ЗАДАНИЯ:
• A. Проверьте, соответствуют ли отрывку о поездке в Харьков три утверждения. На каждое ответьте «да» или «нет» и приведите точную цитату из отрывка, которая решает вопрос: (i) родители отправились на станцию вместе с рассказчиком; (ii) юбку для выступления одолжили у соседки; (iii) вагон был рассчитан на девять человек.
• B. Допишите отрывок о поездке в Харьков, начав сразу после его последней фразы.

━━━ ОТРЫВОК ТЕКСТА ━━━

Однажды к вечеру к нам прибежал курьер. Телефонов тогда не было, всё делали мальчишки на быстрых ногах. Он велел моим родителям (без меня) немедленно явиться на станцию. Они оделись и почти побежали. Было уже поздно. Вернулись они какие-то странные. То хихикали, то задумывались. Мне объяснили, что утром мы едем в Харьков — столицу Украины — четверо ребят, чтобы выступать на концерте. На сборы — ночь.

Тут в нашем доме началось лёгкое безумие. Мама разбудила соседку и одолжила для меня новую синюю юбку в складку и шёлковую кофточку. Папа скроил новый пионерский галстук, покрыл мои видавшие виды туфельки лаком. Высохли — стали новые. Завели примус. Стали стирать и гладить детали туалета, бывшие в единственном экземпляре. Спать мы уже не могли, только пили чай, чтобы не заснуть на ходу.

Наша концертная группа вмещала четырёх музыкантов, двух родителей, двух наших педагогов и руководителей, режиссёра детского театра. На вокзале, около  поезда, шли настоящие бои. И все орали.

Нас позвали к новенькому вагону, будто только что облитому зелёной лаковой краской. Два милиционера расчищали нам путь. «Граждане! Вагон индифферентный! — надсадно кричал один. — Отойдите от вагона!» Другой не кричал, он больше работал локтями и кулаками. Наконец, нам открыли дверь, и мы быстро вошли вовнутрь. Новенький вагон для девяти человек. Это было ужасно. Ещё долго липли к окнам люди, посылая нам проклятья и стуча по стёклам кулаками, угрожая. Потом волна откатилась. Поезд тронулся.

━━━ ПРЕДОСТАВЛЕННЫЕ МАТЕРИАЛЫ ━━━

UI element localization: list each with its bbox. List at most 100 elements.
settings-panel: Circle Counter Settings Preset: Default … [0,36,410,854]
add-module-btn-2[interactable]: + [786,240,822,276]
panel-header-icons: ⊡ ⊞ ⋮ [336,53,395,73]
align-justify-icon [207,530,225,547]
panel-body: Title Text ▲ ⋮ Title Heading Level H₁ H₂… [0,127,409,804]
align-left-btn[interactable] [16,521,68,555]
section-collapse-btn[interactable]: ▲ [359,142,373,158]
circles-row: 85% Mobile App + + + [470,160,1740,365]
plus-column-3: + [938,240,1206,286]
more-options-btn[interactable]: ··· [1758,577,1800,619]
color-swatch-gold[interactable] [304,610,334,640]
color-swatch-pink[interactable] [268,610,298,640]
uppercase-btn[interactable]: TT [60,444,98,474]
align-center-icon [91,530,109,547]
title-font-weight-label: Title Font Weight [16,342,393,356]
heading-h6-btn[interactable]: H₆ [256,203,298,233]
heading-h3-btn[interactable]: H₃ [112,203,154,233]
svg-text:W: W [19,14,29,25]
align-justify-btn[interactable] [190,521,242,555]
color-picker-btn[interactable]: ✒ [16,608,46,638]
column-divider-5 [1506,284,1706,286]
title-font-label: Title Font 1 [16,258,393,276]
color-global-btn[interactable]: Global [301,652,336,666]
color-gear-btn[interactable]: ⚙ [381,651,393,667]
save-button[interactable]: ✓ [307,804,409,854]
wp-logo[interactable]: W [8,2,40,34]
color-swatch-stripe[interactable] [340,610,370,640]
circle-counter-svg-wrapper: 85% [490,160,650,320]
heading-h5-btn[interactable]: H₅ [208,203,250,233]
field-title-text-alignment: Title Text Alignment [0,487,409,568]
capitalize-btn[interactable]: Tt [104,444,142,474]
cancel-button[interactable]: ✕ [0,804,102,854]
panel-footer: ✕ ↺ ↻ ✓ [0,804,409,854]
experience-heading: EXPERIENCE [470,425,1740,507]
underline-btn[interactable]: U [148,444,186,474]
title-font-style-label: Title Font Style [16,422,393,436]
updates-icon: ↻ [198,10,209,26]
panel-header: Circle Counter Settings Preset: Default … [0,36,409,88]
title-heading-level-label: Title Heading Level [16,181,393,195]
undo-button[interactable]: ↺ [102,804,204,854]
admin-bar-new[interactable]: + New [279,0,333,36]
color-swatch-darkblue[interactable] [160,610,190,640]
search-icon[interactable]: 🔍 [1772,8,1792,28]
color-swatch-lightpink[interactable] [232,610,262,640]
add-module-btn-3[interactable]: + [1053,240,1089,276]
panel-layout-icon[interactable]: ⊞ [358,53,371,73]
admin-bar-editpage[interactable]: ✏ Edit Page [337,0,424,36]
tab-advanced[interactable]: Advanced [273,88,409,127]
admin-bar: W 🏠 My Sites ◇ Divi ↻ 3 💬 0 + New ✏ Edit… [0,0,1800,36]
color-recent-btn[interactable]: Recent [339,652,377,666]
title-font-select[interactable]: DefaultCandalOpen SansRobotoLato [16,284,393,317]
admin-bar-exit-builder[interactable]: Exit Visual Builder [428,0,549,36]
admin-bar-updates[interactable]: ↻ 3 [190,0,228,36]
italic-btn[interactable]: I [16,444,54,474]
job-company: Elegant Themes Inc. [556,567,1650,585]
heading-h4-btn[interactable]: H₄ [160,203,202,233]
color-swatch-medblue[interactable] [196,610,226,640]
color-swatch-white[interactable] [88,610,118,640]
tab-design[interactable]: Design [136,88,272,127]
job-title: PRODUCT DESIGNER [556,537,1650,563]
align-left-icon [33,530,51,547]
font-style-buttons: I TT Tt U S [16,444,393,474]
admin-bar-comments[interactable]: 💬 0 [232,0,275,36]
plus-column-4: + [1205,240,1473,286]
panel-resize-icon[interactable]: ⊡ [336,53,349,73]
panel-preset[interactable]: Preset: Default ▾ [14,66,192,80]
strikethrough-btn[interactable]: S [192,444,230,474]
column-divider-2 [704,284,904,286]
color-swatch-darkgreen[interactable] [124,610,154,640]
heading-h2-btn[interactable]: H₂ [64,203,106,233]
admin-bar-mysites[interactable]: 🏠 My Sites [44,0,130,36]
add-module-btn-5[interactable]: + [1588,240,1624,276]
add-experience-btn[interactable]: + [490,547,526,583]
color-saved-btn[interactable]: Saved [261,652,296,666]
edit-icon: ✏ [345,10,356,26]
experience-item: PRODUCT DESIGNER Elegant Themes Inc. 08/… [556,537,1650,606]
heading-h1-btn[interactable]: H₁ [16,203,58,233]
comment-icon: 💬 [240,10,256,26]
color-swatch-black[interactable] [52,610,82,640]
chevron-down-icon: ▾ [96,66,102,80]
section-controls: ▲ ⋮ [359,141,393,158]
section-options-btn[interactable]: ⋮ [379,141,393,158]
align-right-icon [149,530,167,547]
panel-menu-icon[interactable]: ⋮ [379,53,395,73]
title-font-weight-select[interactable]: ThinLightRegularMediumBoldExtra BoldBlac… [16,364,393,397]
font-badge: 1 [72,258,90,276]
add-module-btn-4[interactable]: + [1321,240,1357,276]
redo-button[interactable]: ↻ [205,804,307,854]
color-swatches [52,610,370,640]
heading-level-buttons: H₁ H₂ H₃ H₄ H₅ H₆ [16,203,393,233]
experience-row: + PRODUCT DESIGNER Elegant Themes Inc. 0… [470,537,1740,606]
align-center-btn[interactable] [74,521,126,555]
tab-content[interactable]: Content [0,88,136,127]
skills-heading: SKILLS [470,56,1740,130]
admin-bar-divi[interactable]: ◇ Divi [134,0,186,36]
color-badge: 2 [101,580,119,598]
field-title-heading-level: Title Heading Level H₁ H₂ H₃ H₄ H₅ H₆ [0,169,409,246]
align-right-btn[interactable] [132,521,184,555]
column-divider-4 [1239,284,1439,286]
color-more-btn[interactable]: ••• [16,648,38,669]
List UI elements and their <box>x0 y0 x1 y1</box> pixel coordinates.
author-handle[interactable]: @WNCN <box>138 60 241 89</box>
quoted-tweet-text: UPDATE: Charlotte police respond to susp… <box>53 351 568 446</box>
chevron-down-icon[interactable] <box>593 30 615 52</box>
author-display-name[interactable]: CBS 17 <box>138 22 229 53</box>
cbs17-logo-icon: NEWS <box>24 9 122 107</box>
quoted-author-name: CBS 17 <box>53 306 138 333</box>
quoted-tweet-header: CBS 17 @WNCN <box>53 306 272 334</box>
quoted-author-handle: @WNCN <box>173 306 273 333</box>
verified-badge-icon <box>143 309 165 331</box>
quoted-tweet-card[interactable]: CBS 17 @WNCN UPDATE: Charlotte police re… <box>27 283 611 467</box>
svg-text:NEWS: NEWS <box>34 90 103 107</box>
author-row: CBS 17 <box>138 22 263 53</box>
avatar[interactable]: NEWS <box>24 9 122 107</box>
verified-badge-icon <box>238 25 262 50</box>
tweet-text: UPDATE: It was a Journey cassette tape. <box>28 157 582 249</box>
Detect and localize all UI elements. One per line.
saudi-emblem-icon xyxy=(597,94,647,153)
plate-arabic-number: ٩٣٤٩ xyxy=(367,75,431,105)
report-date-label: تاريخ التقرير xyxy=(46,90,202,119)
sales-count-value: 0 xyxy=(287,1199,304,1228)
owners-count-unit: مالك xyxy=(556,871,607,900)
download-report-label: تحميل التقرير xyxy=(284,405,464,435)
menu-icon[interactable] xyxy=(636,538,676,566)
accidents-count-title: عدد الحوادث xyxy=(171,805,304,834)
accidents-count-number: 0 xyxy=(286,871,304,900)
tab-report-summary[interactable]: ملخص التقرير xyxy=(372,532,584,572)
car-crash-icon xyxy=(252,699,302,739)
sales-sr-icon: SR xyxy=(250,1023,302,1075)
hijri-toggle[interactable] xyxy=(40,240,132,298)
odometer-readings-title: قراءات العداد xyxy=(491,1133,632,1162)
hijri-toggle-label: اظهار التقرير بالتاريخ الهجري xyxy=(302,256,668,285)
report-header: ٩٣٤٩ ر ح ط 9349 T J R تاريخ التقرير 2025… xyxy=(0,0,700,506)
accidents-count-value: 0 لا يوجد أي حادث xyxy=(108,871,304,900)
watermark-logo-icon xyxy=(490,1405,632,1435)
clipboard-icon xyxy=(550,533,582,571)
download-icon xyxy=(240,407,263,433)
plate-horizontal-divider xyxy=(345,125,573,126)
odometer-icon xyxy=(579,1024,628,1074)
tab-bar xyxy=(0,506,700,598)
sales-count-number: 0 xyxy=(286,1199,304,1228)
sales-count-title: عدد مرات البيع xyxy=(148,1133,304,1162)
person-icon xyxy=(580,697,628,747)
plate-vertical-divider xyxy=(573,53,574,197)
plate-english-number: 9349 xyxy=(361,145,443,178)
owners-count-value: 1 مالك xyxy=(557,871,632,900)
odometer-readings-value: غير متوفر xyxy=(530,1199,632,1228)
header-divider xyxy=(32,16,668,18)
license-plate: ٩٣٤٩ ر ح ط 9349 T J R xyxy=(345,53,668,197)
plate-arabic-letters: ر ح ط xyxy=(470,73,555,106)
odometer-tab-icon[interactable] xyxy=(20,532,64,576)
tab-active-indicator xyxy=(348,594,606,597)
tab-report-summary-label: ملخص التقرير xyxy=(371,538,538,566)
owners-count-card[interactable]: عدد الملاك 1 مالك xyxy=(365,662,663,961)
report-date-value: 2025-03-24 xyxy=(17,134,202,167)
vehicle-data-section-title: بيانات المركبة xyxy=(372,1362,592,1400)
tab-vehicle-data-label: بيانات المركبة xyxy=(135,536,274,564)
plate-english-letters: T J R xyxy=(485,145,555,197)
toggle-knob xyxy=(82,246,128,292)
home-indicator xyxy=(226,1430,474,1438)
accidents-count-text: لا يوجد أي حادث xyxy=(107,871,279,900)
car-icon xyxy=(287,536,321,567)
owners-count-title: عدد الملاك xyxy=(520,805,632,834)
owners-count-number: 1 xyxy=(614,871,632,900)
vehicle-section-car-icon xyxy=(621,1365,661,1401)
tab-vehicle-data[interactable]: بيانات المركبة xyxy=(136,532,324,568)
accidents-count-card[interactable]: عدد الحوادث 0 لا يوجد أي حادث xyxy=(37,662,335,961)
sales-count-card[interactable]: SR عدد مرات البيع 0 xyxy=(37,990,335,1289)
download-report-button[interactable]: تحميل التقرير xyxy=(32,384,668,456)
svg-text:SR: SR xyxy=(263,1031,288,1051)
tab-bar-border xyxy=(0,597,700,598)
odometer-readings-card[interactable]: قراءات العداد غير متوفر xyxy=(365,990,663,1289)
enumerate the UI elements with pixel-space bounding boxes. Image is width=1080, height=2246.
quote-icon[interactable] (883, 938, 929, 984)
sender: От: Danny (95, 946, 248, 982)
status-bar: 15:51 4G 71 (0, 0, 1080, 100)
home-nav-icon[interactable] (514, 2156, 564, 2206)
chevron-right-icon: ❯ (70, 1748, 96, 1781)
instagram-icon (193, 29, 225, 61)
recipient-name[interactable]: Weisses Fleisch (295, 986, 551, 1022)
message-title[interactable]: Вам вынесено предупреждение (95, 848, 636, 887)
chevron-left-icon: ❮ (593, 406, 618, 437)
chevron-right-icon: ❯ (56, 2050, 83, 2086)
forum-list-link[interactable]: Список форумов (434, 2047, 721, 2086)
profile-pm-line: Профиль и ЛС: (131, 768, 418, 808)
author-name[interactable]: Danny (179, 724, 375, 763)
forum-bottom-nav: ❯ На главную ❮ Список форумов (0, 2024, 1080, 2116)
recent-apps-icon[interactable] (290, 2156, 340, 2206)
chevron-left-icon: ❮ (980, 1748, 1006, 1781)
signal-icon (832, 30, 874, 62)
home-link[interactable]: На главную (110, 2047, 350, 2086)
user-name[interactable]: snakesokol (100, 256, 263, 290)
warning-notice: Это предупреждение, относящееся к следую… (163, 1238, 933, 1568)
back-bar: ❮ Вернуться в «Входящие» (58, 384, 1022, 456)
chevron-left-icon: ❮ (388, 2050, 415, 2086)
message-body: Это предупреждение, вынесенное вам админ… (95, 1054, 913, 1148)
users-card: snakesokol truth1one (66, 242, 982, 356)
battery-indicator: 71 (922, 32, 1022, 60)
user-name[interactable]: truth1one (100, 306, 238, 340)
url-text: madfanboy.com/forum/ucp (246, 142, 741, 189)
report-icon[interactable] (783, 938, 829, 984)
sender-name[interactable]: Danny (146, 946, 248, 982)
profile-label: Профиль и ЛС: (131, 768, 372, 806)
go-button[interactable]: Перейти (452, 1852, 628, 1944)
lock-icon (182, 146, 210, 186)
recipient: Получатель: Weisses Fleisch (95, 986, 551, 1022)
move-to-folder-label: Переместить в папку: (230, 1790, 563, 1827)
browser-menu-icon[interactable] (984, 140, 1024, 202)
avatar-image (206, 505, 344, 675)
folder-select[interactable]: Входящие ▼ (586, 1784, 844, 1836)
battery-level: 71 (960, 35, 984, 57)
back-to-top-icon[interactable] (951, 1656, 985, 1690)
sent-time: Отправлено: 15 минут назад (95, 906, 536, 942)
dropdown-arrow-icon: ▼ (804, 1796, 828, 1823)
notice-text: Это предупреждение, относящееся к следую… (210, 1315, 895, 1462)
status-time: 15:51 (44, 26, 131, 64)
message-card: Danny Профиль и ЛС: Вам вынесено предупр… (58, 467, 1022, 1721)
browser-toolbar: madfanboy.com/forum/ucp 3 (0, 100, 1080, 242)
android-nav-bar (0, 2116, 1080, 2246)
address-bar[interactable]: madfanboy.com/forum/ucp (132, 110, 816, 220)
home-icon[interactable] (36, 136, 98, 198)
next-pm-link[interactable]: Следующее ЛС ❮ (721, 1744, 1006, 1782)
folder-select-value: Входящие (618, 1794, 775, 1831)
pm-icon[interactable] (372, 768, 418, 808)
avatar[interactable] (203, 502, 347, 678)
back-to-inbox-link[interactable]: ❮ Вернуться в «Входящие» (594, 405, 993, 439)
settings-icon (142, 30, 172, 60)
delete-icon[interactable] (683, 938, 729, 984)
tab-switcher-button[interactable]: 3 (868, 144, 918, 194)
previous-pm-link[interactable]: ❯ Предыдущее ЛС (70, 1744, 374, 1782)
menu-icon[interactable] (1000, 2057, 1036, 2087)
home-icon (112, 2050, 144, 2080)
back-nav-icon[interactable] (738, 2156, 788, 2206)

━━━

ОТВЕТЫ:
• A.
(i) Нет: «Он велел моим родителям (без меня) немедленно явиться на станцию».
(ii) Да: «Мама разбудила соседку и одолжила для меня новую синюю юбку в складку и шёлковую кофточку».
(iii) Да: «Новенький вагон для девяти человек».

• B.
Дальше пошло ещё хуже. Ковры, шёлковые занавески, хорошо протоплено. В дверях официанты в чёрном и белом. Они ступали неслышными шагами, неся перед собой накрытые салфетками подносы. А на подносах!.. Бутерброды с красной и чёрной икрой, ветчина, сыр, сёмга, масло. Внесли чайник с чаем, другой с какао, конфеты, фрукты.

В Одессе был голод. Я представила себе папино лицо, осунувшееся, с тёмными кругами под глазами. Мне чуть не сделалось дурно. Захотелось всё это украсть и бежать домой, бежать без оглядки.

Потом принесли постель — роскошные верблюжьи одеяла, тонкое свежее белое бельё. Все пришли в отличное расположение духа. Только мне было не по себе. Я всё думала, думала. Почему одним всё, другим — ничего? Я бы не могла быть теми, кому — всё. Я это сразу поняла.

С этим жгучим вопросом я забралась на верхнюю полку, чтобы хоть немного побыть одной, и неожиданно для себя уснула.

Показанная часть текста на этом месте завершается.